### STATED TASK
Reproduce every entry exactly and leave its pictures out.

### INPUT
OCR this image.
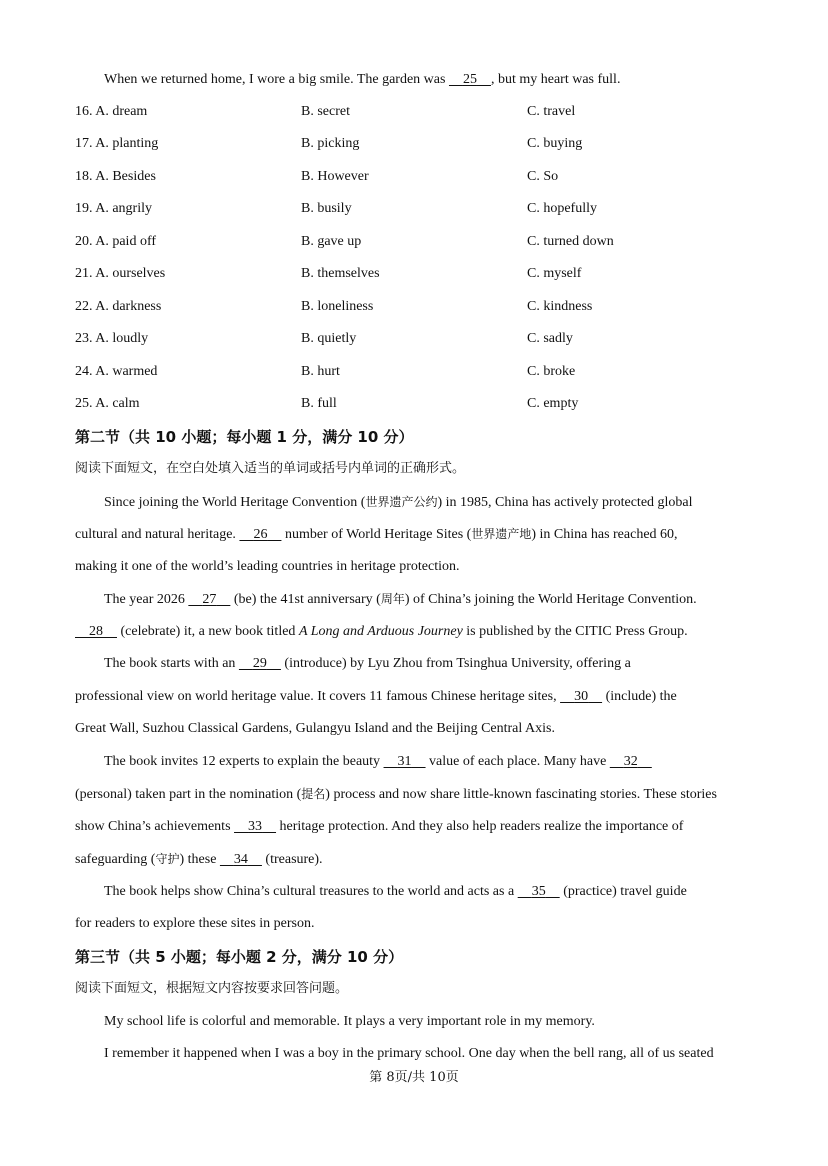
When we returned home, I wore a big smile. The garden was 25 , but my heart was full.
16. A. dream	B. secret	C. travel
17. A. planting	B. picking	C. buying
18. A. Besides	B. However	C. So
19. A. angrily	B. busily	C. hopefully
20. A. paid off	B. gave up	C. turned down
21. A. ourselves	B. themselves	C. myself
22. A. darkness	B. loneliness	C. kindness
23. A. loudly	B. quietly	C. sadly
24. A. warmed	B. hurt	C. broke
25. A. calm	B. full	C. empty
第二节（共 10 小题；每小题 1 分，满分 10 分）
阅读下面短文，在空白处填入适当的单词或括号内单词的正确形式。
Since joining the World Heritage Convention (世界遗产公约) in 1985, China has actively protected global
cultural and natural heritage. 26 number of World Heritage Sites (世界遗产地) in China has reached 60,
making it one of the world’s leading countries in heritage protection.
The year 2026 27 (be) the 41st anniversary (周年) of China’s joining the World Heritage Convention.
28 (celebrate) it, a new book titled A Long and Arduous Journey is published by the CITIC Press Group.
The book starts with an 29 (introduce) by Lyu Zhou from Tsinghua University, offering a
professional view on world heritage value. It covers 11 famous Chinese heritage sites, 30 (include) the
Great Wall, Suzhou Classical Gardens, Gulangyu Island and the Beijing Central Axis.
The book invites 12 experts to explain the beauty 31 value of each place. Many have 32
(personal) taken part in the nomination (提名) process and now share little-known fascinating stories. These stories
show China’s achievements 33 heritage protection. And they also help readers realize the importance of
safeguarding (守护) these 34 (treasure).
The book helps show China’s cultural treasures to the world and acts as a 35 (practice) travel guide
for readers to explore these sites in person.
第三节（共 5 小题；每小题 2 分，满分 10 分）
阅读下面短文，根据短文内容按要求回答问题。
My school life is colorful and memorable. It plays a very important role in my memory.
I remember it happened when I was a boy in the primary school. One day when the bell rang, all of us seated
第 8页/共 10页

### THE OUTPUT
OCR this image.
When we returned home, I wore a big smile. The garden was 25 , but my heart was full.
16. A. dream	B. secret	C. travel
17. A. planting	B. picking	C. buying
18. A. Besides	B. However	C. So
19. A. angrily	B. busily	C. hopefully
20. A. paid off	B. gave up	C. turned down
21. A. ourselves	B. themselves	C. myself
22. A. darkness	B. loneliness	C. kindness
23. A. loudly	B. quietly	C. sadly
24. A. warmed	B. hurt	C. broke
25. A. calm	B. full	C. empty
第二节（共 10 小题；每小题 1 分，满分 10 分）
阅读下面短文，在空白处填入适当的单词或括号内单词的正确形式。
Since joining the World Heritage Convention (世界遗产公约) in 1985, China has actively protected global
cultural and natural heritage. 26 number of World Heritage Sites (世界遗产地) in China has reached 60,
making it one of the world’s leading countries in heritage protection.
The year 2026 27 (be) the 41st anniversary (周年) of China’s joining the World Heritage Convention.
28 (celebrate) it, a new book titled A Long and Arduous Journey is published by the CITIC Press Group.
The book starts with an 29 (introduce) by Lyu Zhou from Tsinghua University, offering a
professional view on world heritage value. It covers 11 famous Chinese heritage sites, 30 (include) the
Great Wall, Suzhou Classical Gardens, Gulangyu Island and the Beijing Central Axis.
The book invites 12 experts to explain the beauty 31 value of each place. Many have 32
(personal) taken part in the nomination (提名) process and now share little-known fascinating stories. These stories
show China’s achievements 33 heritage protection. And they also help readers realize the importance of
safeguarding (守护) these 34 (treasure).
The book helps show China’s cultural treasures to the world and acts as a 35 (practice) travel guide
for readers to explore these sites in person.
第三节（共 5 小题；每小题 2 分，满分 10 分）
阅读下面短文，根据短文内容按要求回答问题。
My school life is colorful and memorable. It plays a very important role in my memory.
I remember it happened when I was a boy in the primary school. One day when the bell rang, all of us seated
第 8页/共 10页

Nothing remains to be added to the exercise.